# EXERCISE DETAILS
Please retype every line of the items below word for word, and leave the pictures out of your answer.
== TASK INPUT
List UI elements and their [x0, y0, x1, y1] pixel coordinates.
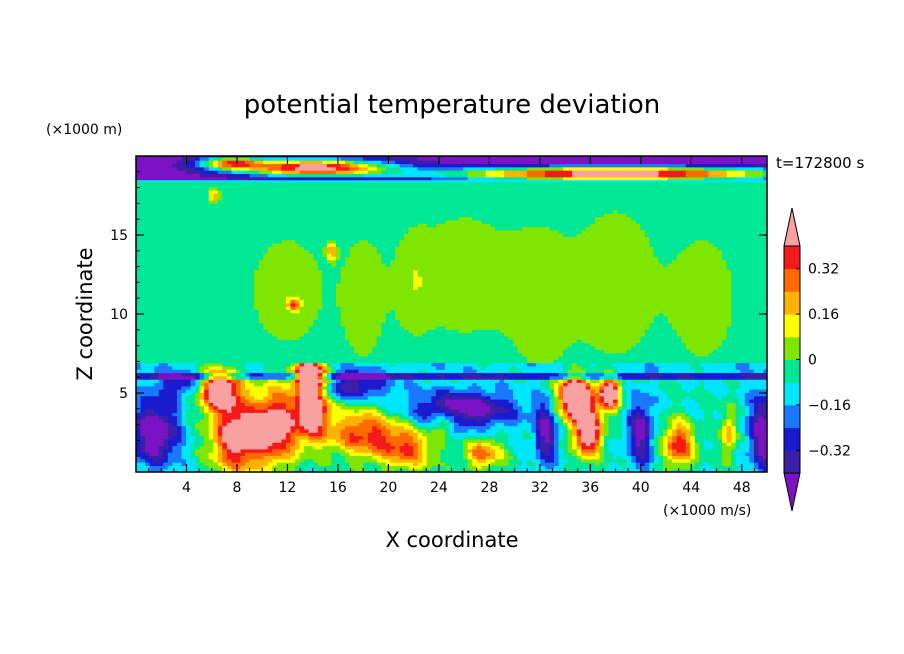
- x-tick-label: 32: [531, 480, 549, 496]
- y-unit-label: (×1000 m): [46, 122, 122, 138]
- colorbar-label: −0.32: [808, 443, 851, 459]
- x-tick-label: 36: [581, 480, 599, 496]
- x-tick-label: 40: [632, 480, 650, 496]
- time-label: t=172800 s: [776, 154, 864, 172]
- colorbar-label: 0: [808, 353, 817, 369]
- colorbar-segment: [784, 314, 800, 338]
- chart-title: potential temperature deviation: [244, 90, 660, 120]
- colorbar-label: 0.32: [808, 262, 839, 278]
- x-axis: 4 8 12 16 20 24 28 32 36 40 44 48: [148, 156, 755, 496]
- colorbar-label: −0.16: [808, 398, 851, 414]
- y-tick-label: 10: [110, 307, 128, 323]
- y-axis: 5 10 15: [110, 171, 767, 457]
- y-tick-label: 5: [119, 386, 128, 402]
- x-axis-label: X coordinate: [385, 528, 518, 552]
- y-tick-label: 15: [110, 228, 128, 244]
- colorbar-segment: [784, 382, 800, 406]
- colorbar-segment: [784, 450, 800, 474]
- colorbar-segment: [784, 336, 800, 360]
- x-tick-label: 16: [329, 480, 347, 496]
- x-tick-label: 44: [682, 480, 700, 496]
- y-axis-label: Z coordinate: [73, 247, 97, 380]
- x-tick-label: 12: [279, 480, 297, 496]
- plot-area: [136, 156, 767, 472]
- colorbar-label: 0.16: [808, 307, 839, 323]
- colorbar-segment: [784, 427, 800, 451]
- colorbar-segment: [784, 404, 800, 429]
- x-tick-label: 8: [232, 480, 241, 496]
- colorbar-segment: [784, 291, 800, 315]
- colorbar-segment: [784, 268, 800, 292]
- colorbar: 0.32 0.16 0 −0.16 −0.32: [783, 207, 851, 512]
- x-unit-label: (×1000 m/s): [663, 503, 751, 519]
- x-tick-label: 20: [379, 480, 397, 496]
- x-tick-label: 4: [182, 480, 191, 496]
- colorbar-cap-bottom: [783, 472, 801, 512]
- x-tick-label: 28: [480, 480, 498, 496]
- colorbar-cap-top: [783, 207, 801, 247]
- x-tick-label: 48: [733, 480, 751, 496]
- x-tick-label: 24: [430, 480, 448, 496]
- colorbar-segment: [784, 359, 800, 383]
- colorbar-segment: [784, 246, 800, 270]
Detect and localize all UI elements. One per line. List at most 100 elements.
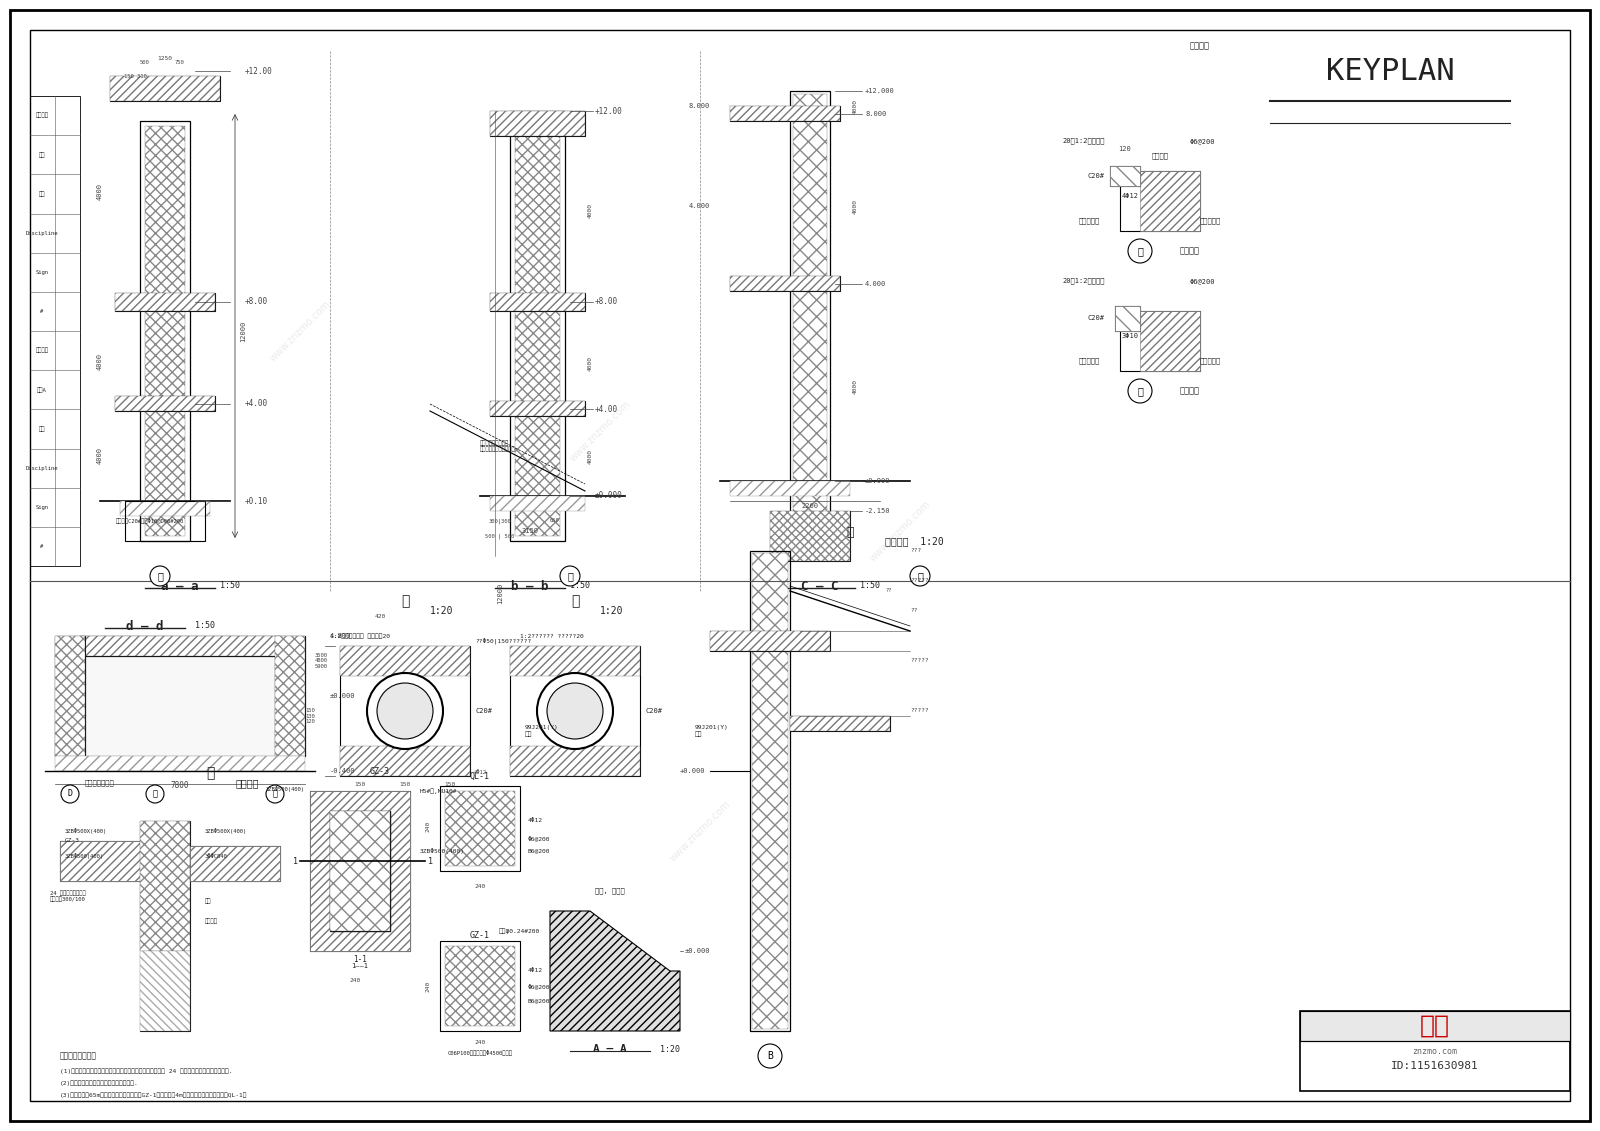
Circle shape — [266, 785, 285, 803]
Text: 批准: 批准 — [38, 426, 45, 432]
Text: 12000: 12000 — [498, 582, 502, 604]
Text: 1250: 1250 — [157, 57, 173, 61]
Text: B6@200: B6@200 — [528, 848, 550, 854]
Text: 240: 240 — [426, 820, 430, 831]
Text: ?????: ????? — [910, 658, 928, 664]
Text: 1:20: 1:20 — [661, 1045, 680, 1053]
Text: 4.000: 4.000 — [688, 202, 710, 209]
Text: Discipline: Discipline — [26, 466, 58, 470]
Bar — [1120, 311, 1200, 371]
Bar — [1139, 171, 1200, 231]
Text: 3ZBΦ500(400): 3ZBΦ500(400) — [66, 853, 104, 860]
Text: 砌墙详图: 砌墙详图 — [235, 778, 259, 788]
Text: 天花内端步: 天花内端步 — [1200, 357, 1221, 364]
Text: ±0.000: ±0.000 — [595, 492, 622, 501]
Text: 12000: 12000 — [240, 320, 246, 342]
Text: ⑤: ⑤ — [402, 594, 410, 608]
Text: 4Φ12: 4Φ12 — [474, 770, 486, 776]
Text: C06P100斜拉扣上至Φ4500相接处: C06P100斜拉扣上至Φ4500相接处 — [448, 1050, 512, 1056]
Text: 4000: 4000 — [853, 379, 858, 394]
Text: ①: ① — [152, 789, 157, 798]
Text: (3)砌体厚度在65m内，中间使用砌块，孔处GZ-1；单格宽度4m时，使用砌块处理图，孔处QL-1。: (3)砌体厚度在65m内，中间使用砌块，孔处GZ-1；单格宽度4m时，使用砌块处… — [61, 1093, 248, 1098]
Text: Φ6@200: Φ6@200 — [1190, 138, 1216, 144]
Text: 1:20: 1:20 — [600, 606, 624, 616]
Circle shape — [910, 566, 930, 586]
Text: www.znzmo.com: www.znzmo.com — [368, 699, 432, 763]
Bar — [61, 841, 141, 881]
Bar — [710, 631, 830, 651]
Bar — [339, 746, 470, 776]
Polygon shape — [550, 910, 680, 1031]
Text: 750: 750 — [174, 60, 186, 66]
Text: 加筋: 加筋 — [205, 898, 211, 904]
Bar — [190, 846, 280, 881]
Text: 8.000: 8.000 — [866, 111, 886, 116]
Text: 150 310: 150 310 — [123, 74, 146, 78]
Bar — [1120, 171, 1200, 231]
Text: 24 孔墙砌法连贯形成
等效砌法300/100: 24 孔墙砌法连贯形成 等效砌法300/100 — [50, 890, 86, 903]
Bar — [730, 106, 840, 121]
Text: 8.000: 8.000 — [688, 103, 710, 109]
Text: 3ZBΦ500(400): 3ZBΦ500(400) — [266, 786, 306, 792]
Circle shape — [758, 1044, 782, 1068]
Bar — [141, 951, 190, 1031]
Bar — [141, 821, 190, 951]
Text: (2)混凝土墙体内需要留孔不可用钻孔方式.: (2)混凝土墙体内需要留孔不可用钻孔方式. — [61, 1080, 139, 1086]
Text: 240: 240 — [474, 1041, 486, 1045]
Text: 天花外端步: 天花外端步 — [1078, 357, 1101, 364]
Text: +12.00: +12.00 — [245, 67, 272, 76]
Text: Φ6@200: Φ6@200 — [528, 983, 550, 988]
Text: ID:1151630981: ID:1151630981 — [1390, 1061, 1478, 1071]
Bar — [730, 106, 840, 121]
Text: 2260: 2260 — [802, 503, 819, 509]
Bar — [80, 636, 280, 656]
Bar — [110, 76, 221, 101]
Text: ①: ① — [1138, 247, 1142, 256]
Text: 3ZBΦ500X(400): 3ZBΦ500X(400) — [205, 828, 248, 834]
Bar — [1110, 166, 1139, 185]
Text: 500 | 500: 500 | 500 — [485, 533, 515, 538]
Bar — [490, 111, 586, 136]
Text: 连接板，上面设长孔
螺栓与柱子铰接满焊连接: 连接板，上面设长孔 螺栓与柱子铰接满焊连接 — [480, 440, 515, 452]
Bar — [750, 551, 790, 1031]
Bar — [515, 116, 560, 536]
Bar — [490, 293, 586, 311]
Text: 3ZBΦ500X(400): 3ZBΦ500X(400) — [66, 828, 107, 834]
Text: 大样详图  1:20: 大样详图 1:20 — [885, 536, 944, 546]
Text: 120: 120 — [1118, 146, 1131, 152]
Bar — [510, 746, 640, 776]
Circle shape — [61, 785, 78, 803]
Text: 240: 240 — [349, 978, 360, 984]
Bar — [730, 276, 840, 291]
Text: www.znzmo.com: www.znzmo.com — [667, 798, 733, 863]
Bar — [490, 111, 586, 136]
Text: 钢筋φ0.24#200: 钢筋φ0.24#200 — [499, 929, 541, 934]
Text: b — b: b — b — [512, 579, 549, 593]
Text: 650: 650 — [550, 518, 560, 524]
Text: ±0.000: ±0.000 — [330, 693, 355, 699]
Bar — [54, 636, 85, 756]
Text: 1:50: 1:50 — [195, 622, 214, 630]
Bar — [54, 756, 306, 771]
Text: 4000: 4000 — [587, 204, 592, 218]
====
# REPLY TO THE TASK
List UI elements and their [x0, y0, x1, y1] pixel coordinates.
- x-tick-label: 32: [531, 480, 549, 496]
- y-unit-label: (×1000 m): [46, 122, 122, 138]
- colorbar-label: −0.32: [808, 443, 851, 459]
- x-tick-label: 36: [581, 480, 599, 496]
- x-tick-label: 40: [632, 480, 650, 496]
- time-label: t=172800 s: [776, 154, 864, 172]
- colorbar-label: 0: [808, 353, 817, 369]
- colorbar-segment: [784, 314, 800, 338]
- chart-title: potential temperature deviation: [244, 90, 660, 120]
- colorbar-label: 0.32: [808, 262, 839, 278]
- x-axis: 4 8 12 16 20 24 28 32 36 40 44 48: [148, 156, 755, 496]
- colorbar-label: −0.16: [808, 398, 851, 414]
- y-tick-label: 10: [110, 307, 128, 323]
- y-axis: 5 10 15: [110, 171, 767, 457]
- y-tick-label: 5: [119, 386, 128, 402]
- x-axis-label: X coordinate: [385, 528, 518, 552]
- y-tick-label: 15: [110, 228, 128, 244]
- colorbar-segment: [784, 382, 800, 406]
- colorbar-segment: [784, 450, 800, 474]
- colorbar-segment: [784, 336, 800, 360]
- x-tick-label: 16: [329, 480, 347, 496]
- x-tick-label: 44: [682, 480, 700, 496]
- y-axis-label: Z coordinate: [73, 247, 97, 380]
- x-tick-label: 12: [279, 480, 297, 496]
- plot-area: [136, 156, 767, 472]
- colorbar-label: 0.16: [808, 307, 839, 323]
- colorbar-segment: [784, 427, 800, 451]
- colorbar-segment: [784, 404, 800, 429]
- x-tick-label: 8: [232, 480, 241, 496]
- colorbar-segment: [784, 291, 800, 315]
- colorbar-segment: [784, 268, 800, 292]
- colorbar: 0.32 0.16 0 −0.16 −0.32: [783, 207, 851, 512]
- x-unit-label: (×1000 m/s): [663, 503, 751, 519]
- x-tick-label: 20: [379, 480, 397, 496]
- x-tick-label: 4: [182, 480, 191, 496]
- colorbar-cap-bottom: [783, 472, 801, 512]
- x-tick-label: 28: [480, 480, 498, 496]
- colorbar-cap-top: [783, 207, 801, 247]
- x-tick-label: 48: [733, 480, 751, 496]
- x-tick-label: 24: [430, 480, 448, 496]
- colorbar-segment: [784, 359, 800, 383]
- colorbar-segment: [784, 246, 800, 270]
Detect and localize all UI elements. One per line. List at most 100 elements.
Circle shape — [266, 785, 285, 803]
Text: 批准: 批准 — [38, 426, 45, 432]
Text: 12000: 12000 — [498, 582, 502, 604]
Text: 1250: 1250 — [157, 57, 173, 61]
Text: B6@200: B6@200 — [528, 848, 550, 854]
Text: 240: 240 — [426, 820, 430, 831]
Text: ?????: ????? — [910, 658, 928, 664]
Text: 1:20: 1:20 — [661, 1045, 680, 1053]
Text: 4.000: 4.000 — [688, 202, 710, 209]
Text: Discipline: Discipline — [26, 466, 58, 470]
Bar — [1120, 311, 1200, 371]
Bar — [1139, 171, 1200, 231]
Text: 3ZBΦ500(400): 3ZBΦ500(400) — [66, 853, 104, 860]
Text: 砌墙详图: 砌墙详图 — [235, 778, 259, 788]
Text: 天花内端步: 天花内端步 — [1200, 357, 1221, 364]
Text: ±0.000: ±0.000 — [595, 492, 622, 501]
Text: 12000: 12000 — [240, 320, 246, 342]
Text: ⑤: ⑤ — [402, 594, 410, 608]
Text: 4Φ12: 4Φ12 — [474, 770, 486, 776]
Text: C06P100斜拉扣上至Φ4500相接处: C06P100斜拉扣上至Φ4500相接处 — [448, 1050, 512, 1056]
Text: 4000: 4000 — [853, 379, 858, 394]
Text: ①: ① — [152, 789, 157, 798]
Text: (3)砌体厚度在65m内，中间使用砌块，孔处GZ-1；单格宽度4m时，使用砌块处理图，孔处QL-1。: (3)砌体厚度在65m内，中间使用砌块，孔处GZ-1；单格宽度4m时，使用砌块处… — [61, 1093, 248, 1098]
Text: Φ6@200: Φ6@200 — [1190, 138, 1216, 144]
Text: 1:20: 1:20 — [600, 606, 624, 616]
Circle shape — [910, 566, 930, 586]
Text: www.znzmo.com: www.znzmo.com — [368, 699, 432, 763]
Bar — [61, 841, 141, 881]
Bar — [710, 631, 830, 651]
Bar — [339, 746, 470, 776]
Polygon shape — [550, 910, 680, 1031]
Text: 750: 750 — [174, 60, 186, 66]
Text: 加筋: 加筋 — [205, 898, 211, 904]
Bar — [190, 846, 280, 881]
Text: 8.000: 8.000 — [866, 111, 886, 116]
Text: 150 310: 150 310 — [123, 74, 146, 78]
Bar — [1120, 171, 1200, 231]
Text: 24 孔墙砌法连贯形成
等效砌法300/100: 24 孔墙砌法连贯形成 等效砌法300/100 — [50, 890, 86, 903]
Bar — [730, 106, 840, 121]
Text: 8.000: 8.000 — [688, 103, 710, 109]
Text: 3ZBΦ500(400): 3ZBΦ500(400) — [266, 786, 306, 792]
Circle shape — [758, 1044, 782, 1068]
Bar — [141, 951, 190, 1031]
Bar — [141, 821, 190, 951]
Text: (2)混凝土墙体内需要留孔不可用钻孔方式.: (2)混凝土墙体内需要留孔不可用钻孔方式. — [61, 1080, 139, 1086]
Text: 240: 240 — [474, 1041, 486, 1045]
Text: 天花外端步: 天花外端步 — [1078, 357, 1101, 364]
Text: +12.00: +12.00 — [245, 67, 272, 76]
Text: Φ6@200: Φ6@200 — [528, 983, 550, 988]
Text: ID:1151630981: ID:1151630981 — [1390, 1061, 1478, 1071]
Bar — [730, 106, 840, 121]
Text: 2260: 2260 — [802, 503, 819, 509]
Bar — [80, 636, 280, 656]
Bar — [110, 76, 221, 101]
Text: ①: ① — [1138, 247, 1142, 256]
Text: 3ZBΦ500X(400): 3ZBΦ500X(400) — [205, 828, 248, 834]
Bar — [1110, 166, 1139, 185]
Text: 500 | 500: 500 | 500 — [485, 533, 515, 538]
Bar — [490, 111, 586, 136]
Text: 连接板，上面设长孔
螺栓与柱子铰接满焊连接: 连接板，上面设长孔 螺栓与柱子铰接满焊连接 — [480, 440, 515, 452]
Bar — [750, 551, 790, 1031]
Bar — [515, 116, 560, 536]
Bar — [490, 293, 586, 311]
Text: 3ZBΦ500X(400): 3ZBΦ500X(400) — [66, 828, 107, 834]
Text: 大样详图  1:20: 大样详图 1:20 — [885, 536, 944, 546]
Text: 120: 120 — [1118, 146, 1131, 152]
Bar — [510, 746, 640, 776]
Circle shape — [61, 785, 78, 803]
Text: 240: 240 — [349, 978, 360, 984]
Bar — [730, 276, 840, 291]
Text: www.znzmo.com: www.znzmo.com — [667, 798, 733, 863]
Bar — [490, 111, 586, 136]
Text: 钢筋φ0.24#200: 钢筋φ0.24#200 — [499, 929, 541, 934]
Text: b — b: b — b — [512, 579, 549, 593]
Text: 650: 650 — [550, 518, 560, 524]
Text: ±0.000: ±0.000 — [330, 693, 355, 699]
Bar — [54, 636, 85, 756]
Text: 1:50: 1:50 — [195, 622, 214, 630]
Bar — [54, 756, 306, 771]
Text: 4000: 4000 — [587, 204, 592, 218]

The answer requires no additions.